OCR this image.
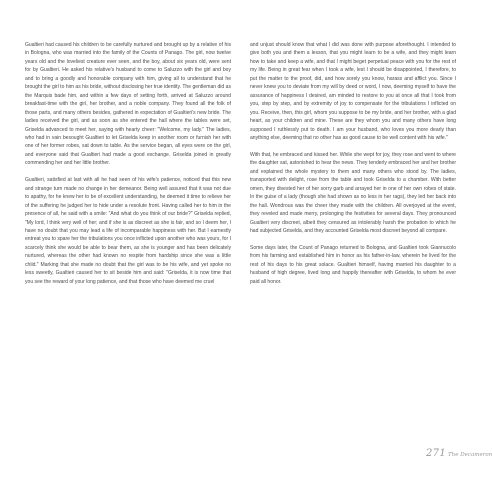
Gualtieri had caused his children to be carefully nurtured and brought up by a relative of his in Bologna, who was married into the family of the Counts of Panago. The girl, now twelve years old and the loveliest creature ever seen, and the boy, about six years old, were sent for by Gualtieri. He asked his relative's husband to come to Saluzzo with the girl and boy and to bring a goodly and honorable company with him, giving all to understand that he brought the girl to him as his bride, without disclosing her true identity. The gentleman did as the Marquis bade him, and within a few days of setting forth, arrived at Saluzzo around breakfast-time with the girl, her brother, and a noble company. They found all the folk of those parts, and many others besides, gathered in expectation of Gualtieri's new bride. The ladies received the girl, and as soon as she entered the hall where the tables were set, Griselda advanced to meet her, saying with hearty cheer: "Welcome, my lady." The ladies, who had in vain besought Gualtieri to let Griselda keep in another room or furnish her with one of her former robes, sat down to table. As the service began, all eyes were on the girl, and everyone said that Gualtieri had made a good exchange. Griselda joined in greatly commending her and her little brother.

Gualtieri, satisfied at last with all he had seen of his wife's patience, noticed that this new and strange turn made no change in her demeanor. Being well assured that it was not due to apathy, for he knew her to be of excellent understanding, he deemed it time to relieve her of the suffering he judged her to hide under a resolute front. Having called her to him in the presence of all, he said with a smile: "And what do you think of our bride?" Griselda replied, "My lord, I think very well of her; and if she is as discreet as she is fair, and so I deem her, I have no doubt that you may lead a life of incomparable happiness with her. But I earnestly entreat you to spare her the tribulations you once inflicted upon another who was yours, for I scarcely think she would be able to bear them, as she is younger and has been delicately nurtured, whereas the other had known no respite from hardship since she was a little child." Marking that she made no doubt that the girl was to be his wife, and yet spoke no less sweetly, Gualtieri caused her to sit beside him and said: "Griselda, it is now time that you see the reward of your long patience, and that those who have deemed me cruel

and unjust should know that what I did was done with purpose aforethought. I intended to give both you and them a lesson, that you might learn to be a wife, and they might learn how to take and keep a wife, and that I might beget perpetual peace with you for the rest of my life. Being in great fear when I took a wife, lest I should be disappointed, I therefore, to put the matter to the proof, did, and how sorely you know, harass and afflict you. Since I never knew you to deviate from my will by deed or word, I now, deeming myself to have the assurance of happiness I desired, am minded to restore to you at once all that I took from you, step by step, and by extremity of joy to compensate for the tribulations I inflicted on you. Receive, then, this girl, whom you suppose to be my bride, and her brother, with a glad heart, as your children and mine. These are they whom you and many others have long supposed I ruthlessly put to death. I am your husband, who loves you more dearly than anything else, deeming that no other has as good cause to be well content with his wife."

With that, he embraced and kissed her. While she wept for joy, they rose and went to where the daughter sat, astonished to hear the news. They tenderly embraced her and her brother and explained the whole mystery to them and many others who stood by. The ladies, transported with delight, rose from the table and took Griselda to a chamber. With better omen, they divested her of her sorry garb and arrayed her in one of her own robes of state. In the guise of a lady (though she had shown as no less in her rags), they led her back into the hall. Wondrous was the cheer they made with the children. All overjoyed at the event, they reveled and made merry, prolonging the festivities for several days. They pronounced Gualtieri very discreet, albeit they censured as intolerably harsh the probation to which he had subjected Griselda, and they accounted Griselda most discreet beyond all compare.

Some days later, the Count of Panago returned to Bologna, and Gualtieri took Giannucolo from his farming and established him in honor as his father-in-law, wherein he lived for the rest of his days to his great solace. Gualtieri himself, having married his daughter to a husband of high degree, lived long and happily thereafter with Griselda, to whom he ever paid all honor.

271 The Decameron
____
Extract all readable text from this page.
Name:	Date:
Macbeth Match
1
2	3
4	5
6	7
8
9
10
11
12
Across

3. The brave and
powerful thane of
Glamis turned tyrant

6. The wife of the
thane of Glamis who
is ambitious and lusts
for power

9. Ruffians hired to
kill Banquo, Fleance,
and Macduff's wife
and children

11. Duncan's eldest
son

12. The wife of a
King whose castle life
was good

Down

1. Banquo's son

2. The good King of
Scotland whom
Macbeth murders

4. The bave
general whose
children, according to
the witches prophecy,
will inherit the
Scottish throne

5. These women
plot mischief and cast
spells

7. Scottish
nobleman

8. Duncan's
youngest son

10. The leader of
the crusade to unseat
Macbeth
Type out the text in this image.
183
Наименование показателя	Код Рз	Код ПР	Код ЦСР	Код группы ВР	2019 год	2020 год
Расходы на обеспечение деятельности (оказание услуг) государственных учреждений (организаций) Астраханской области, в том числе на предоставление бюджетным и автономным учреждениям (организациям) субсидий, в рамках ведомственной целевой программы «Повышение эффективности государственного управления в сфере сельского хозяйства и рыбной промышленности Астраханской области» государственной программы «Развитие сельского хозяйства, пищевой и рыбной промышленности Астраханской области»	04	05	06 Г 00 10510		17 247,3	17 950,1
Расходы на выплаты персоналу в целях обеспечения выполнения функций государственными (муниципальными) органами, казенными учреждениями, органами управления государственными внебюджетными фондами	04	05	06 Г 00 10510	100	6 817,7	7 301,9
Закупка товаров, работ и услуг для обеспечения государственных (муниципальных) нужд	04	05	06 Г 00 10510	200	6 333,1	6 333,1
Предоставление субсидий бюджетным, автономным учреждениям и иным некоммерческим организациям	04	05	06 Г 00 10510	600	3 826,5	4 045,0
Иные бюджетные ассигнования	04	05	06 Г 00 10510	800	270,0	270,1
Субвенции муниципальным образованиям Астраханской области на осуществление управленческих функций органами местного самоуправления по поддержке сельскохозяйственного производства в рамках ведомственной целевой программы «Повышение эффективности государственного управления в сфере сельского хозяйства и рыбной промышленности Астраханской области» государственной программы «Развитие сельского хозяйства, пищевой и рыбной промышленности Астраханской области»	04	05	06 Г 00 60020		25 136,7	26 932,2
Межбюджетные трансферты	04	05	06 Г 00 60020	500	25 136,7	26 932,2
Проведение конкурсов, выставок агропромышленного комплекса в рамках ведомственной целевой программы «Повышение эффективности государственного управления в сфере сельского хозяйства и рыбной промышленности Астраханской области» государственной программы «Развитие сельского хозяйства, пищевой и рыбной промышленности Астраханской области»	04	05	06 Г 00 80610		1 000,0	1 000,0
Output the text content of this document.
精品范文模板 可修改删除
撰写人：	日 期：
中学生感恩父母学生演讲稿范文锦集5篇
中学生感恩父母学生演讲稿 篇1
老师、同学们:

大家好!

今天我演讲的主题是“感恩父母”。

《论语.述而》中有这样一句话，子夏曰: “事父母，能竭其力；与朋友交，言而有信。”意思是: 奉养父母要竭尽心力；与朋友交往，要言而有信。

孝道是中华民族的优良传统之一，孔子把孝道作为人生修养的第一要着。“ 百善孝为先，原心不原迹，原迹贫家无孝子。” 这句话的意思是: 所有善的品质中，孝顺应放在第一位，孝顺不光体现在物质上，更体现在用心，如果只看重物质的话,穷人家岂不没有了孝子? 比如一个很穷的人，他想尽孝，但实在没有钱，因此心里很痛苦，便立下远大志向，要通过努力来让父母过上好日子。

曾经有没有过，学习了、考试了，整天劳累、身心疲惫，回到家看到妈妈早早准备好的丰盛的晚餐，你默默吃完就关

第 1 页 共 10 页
____
** WORK INSTRUCTIONS **
Show all lines from the records above where the word "обеспечения" occurs.

** COMPLETE OUTPUT **
Расходы на выплаты персоналу в целях обеспечения выполнения функций государственными (муниципальными) органами, казенными учреждениями, органами управления государственными внебюджетными фондами	04	05	06 Г 00 10510	100	6 817,7	7 301,9
Закупка товаров, работ и услуг для обеспечения государственных (муниципальных) нужд	04	05	06 Г 00 10510	200	6 333,1	6 333,1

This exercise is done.